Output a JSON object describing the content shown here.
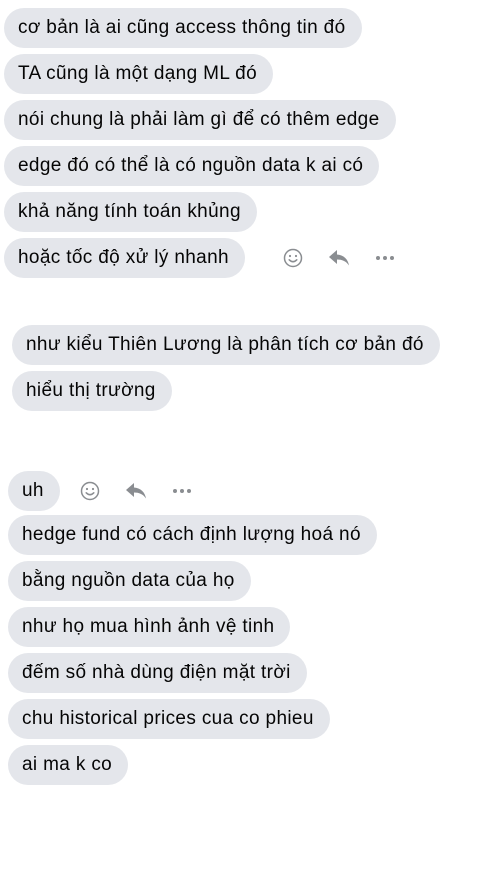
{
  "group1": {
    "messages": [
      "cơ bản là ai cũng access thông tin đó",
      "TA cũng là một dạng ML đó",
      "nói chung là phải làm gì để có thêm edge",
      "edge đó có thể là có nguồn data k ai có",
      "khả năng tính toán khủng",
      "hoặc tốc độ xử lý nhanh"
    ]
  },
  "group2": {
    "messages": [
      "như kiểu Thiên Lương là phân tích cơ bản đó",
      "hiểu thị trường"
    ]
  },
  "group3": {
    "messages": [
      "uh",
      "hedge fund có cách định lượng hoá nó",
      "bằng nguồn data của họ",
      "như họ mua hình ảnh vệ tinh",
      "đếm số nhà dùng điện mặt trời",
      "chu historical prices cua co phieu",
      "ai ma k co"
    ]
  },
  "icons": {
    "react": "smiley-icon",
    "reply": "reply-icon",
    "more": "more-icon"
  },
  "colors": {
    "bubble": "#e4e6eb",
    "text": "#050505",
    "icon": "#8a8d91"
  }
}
• • • • • • •
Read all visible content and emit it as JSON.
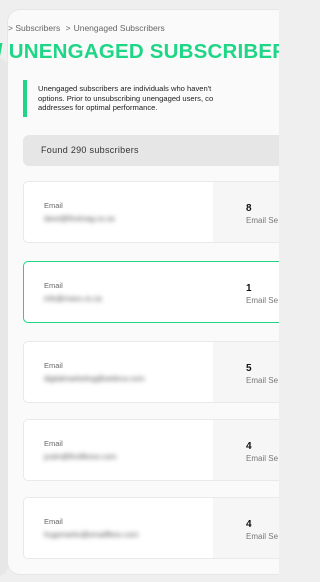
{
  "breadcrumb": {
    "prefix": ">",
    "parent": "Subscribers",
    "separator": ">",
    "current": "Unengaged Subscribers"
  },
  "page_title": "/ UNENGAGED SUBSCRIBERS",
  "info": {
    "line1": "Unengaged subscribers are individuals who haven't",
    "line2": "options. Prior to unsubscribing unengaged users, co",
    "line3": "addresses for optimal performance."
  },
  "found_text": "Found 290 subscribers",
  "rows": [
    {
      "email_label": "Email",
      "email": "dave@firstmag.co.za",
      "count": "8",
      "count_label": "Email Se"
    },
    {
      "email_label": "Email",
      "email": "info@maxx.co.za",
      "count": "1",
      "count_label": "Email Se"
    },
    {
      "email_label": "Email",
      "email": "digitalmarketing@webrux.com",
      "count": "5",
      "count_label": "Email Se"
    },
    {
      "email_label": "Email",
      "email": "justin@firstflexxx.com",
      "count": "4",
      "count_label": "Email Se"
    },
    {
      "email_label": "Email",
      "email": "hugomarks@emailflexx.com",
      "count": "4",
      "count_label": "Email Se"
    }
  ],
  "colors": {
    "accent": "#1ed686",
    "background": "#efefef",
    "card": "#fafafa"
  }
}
• • • • • • •
Objective: How many lines of the data contain the word "cũng"? Answer with the number alone.

Reply to the exercise: 2